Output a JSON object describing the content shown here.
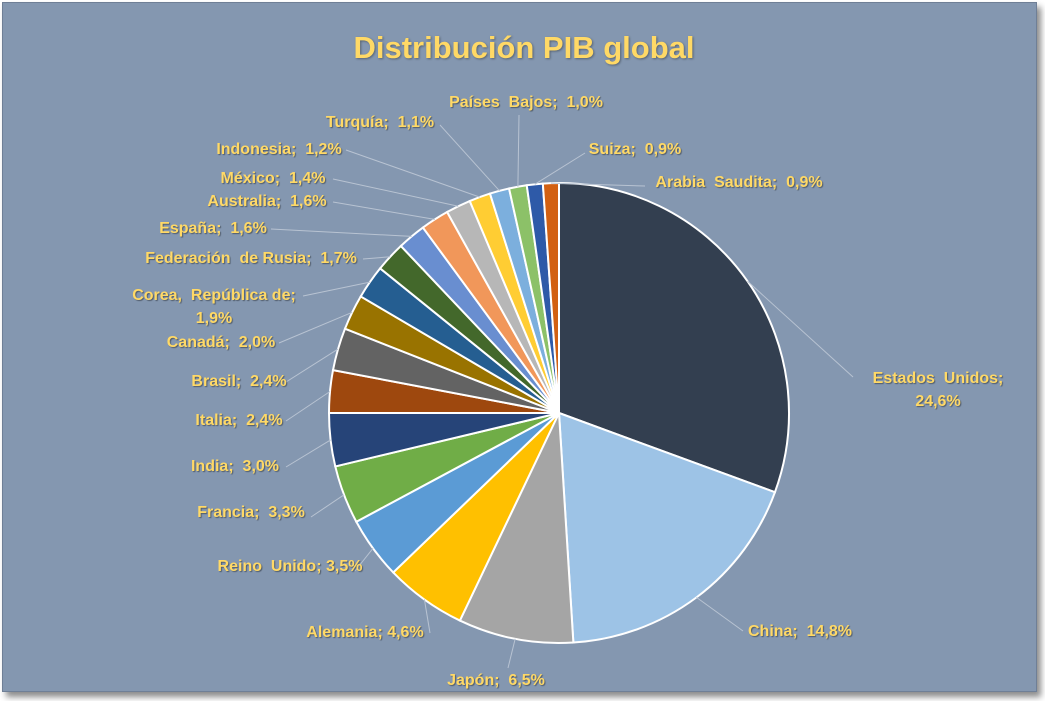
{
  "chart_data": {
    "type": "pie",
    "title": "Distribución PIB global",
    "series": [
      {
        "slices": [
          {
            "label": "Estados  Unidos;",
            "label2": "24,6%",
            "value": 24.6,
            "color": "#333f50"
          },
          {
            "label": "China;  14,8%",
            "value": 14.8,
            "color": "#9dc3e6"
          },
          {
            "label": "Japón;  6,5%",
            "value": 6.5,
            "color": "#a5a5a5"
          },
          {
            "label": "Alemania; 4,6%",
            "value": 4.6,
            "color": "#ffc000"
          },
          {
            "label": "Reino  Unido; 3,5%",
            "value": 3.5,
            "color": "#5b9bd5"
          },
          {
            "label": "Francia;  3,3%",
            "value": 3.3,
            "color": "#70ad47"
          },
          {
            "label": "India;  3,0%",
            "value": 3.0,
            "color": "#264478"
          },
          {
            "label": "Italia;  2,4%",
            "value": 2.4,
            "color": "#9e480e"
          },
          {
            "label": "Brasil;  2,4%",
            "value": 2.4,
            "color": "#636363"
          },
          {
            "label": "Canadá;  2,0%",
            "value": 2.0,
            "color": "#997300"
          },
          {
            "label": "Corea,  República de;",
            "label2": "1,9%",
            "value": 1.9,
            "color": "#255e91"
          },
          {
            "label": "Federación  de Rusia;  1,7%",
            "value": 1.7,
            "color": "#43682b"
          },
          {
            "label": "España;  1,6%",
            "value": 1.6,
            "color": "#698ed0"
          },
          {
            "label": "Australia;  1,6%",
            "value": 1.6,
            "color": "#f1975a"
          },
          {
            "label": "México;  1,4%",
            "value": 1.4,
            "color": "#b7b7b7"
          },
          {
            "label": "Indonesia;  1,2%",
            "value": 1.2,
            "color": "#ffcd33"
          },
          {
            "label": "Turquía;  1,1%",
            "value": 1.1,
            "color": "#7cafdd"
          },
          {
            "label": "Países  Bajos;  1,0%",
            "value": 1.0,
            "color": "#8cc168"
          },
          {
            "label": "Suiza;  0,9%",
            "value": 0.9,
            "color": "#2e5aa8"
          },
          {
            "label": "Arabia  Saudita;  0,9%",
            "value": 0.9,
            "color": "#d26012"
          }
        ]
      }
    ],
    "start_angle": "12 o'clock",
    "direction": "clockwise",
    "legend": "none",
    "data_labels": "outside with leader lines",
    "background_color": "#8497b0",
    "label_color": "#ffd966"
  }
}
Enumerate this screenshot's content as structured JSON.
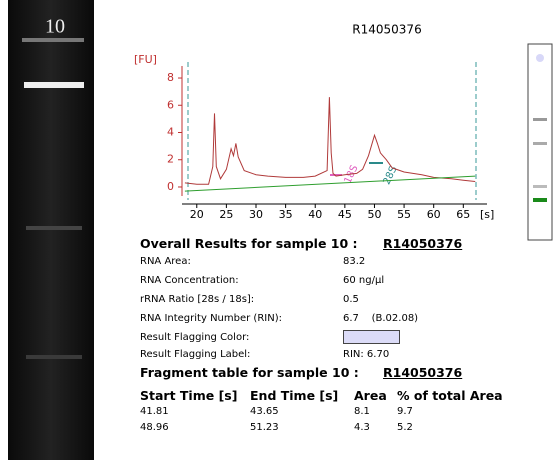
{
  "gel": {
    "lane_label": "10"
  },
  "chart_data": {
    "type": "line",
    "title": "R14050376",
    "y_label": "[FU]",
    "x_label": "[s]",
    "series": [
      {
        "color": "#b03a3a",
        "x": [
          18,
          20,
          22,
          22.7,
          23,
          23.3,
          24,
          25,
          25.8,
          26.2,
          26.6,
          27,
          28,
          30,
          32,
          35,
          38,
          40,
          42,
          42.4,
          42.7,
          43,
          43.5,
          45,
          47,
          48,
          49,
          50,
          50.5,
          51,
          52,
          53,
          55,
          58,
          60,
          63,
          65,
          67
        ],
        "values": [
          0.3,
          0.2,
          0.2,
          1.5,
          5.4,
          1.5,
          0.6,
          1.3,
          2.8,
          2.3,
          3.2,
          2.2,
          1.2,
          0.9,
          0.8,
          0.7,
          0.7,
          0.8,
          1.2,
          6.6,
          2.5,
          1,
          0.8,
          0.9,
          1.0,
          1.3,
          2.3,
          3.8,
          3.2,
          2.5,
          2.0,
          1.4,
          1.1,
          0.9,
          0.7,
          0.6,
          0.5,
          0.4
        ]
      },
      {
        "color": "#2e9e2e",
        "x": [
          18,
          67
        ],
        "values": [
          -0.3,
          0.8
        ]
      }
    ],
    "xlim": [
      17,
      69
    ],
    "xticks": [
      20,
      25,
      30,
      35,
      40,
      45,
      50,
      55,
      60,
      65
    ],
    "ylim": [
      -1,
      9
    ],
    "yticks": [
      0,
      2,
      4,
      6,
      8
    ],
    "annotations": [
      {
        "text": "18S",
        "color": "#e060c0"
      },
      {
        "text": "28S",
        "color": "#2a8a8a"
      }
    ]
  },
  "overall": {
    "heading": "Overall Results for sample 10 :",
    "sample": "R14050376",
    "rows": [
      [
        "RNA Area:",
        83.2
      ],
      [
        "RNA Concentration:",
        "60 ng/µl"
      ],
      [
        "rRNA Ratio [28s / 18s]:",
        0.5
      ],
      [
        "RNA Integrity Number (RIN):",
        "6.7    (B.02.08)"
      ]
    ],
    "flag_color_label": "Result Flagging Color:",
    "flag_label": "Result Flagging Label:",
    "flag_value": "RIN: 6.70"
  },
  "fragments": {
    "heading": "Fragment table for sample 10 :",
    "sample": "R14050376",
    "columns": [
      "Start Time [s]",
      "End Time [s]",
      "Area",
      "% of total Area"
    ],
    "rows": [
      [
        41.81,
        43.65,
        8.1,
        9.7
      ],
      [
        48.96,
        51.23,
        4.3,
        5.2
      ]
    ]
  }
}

▶ **REQUIREMENT**
Every entry must be written out exactly, with all pictures left out.

▶ **THE SOLUTION**
Output a JSON object describing the content shown here.
{
  "chart_data": {
    "type": "pie",
    "title": "Distribución PIB global",
    "series": [
      {
        "slices": [
          {
            "label": "Estados  Unidos;",
            "label2": "24,6%",
            "value": 24.6,
            "color": "#333f50"
          },
          {
            "label": "China;  14,8%",
            "value": 14.8,
            "color": "#9dc3e6"
          },
          {
            "label": "Japón;  6,5%",
            "value": 6.5,
            "color": "#a5a5a5"
          },
          {
            "label": "Alemania; 4,6%",
            "value": 4.6,
            "color": "#ffc000"
          },
          {
            "label": "Reino  Unido; 3,5%",
            "value": 3.5,
            "color": "#5b9bd5"
          },
          {
            "label": "Francia;  3,3%",
            "value": 3.3,
            "color": "#70ad47"
          },
          {
            "label": "India;  3,0%",
            "value": 3.0,
            "color": "#264478"
          },
          {
            "label": "Italia;  2,4%",
            "value": 2.4,
            "color": "#9e480e"
          },
          {
            "label": "Brasil;  2,4%",
            "value": 2.4,
            "color": "#636363"
          },
          {
            "label": "Canadá;  2,0%",
            "value": 2.0,
            "color": "#997300"
          },
          {
            "label": "Corea,  República de;",
            "label2": "1,9%",
            "value": 1.9,
            "color": "#255e91"
          },
          {
            "label": "Federación  de Rusia;  1,7%",
            "value": 1.7,
            "color": "#43682b"
          },
          {
            "label": "España;  1,6%",
            "value": 1.6,
            "color": "#698ed0"
          },
          {
            "label": "Australia;  1,6%",
            "value": 1.6,
            "color": "#f1975a"
          },
          {
            "label": "México;  1,4%",
            "value": 1.4,
            "color": "#b7b7b7"
          },
          {
            "label": "Indonesia;  1,2%",
            "value": 1.2,
            "color": "#ffcd33"
          },
          {
            "label": "Turquía;  1,1%",
            "value": 1.1,
            "color": "#7cafdd"
          },
          {
            "label": "Países  Bajos;  1,0%",
            "value": 1.0,
            "color": "#8cc168"
          },
          {
            "label": "Suiza;  0,9%",
            "value": 0.9,
            "color": "#2e5aa8"
          },
          {
            "label": "Arabia  Saudita;  0,9%",
            "value": 0.9,
            "color": "#d26012"
          }
        ]
      }
    ],
    "start_angle": "12 o'clock",
    "direction": "clockwise",
    "legend": "none",
    "data_labels": "outside with leader lines",
    "background_color": "#8497b0",
    "label_color": "#ffd966"
  }
}
Enumerate this screenshot's content as structured JSON.
{
  "gel": {
    "lane_label": "10"
  },
  "chart_data": {
    "type": "line",
    "title": "R14050376",
    "y_label": "[FU]",
    "x_label": "[s]",
    "series": [
      {
        "color": "#b03a3a",
        "x": [
          18,
          20,
          22,
          22.7,
          23,
          23.3,
          24,
          25,
          25.8,
          26.2,
          26.6,
          27,
          28,
          30,
          32,
          35,
          38,
          40,
          42,
          42.4,
          42.7,
          43,
          43.5,
          45,
          47,
          48,
          49,
          50,
          50.5,
          51,
          52,
          53,
          55,
          58,
          60,
          63,
          65,
          67
        ],
        "values": [
          0.3,
          0.2,
          0.2,
          1.5,
          5.4,
          1.5,
          0.6,
          1.3,
          2.8,
          2.3,
          3.2,
          2.2,
          1.2,
          0.9,
          0.8,
          0.7,
          0.7,
          0.8,
          1.2,
          6.6,
          2.5,
          1,
          0.8,
          0.9,
          1.0,
          1.3,
          2.3,
          3.8,
          3.2,
          2.5,
          2.0,
          1.4,
          1.1,
          0.9,
          0.7,
          0.6,
          0.5,
          0.4
        ]
      },
      {
        "color": "#2e9e2e",
        "x": [
          18,
          67
        ],
        "values": [
          -0.3,
          0.8
        ]
      }
    ],
    "xlim": [
      17,
      69
    ],
    "xticks": [
      20,
      25,
      30,
      35,
      40,
      45,
      50,
      55,
      60,
      65
    ],
    "ylim": [
      -1,
      9
    ],
    "yticks": [
      0,
      2,
      4,
      6,
      8
    ],
    "annotations": [
      {
        "text": "18S",
        "color": "#e060c0"
      },
      {
        "text": "28S",
        "color": "#2a8a8a"
      }
    ]
  },
  "overall": {
    "heading": "Overall Results for sample 10 :",
    "sample": "R14050376",
    "rows": [
      [
        "RNA Area:",
        83.2
      ],
      [
        "RNA Concentration:",
        "60 ng/µl"
      ],
      [
        "rRNA Ratio [28s / 18s]:",
        0.5
      ],
      [
        "RNA Integrity Number (RIN):",
        "6.7    (B.02.08)"
      ]
    ],
    "flag_color_label": "Result Flagging Color:",
    "flag_label": "Result Flagging Label:",
    "flag_value": "RIN: 6.70"
  },
  "fragments": {
    "heading": "Fragment table for sample 10 :",
    "sample": "R14050376",
    "columns": [
      "Start Time [s]",
      "End Time [s]",
      "Area",
      "% of total Area"
    ],
    "rows": [
      [
        41.81,
        43.65,
        8.1,
        9.7
      ],
      [
        48.96,
        51.23,
        4.3,
        5.2
      ]
    ]
  }
}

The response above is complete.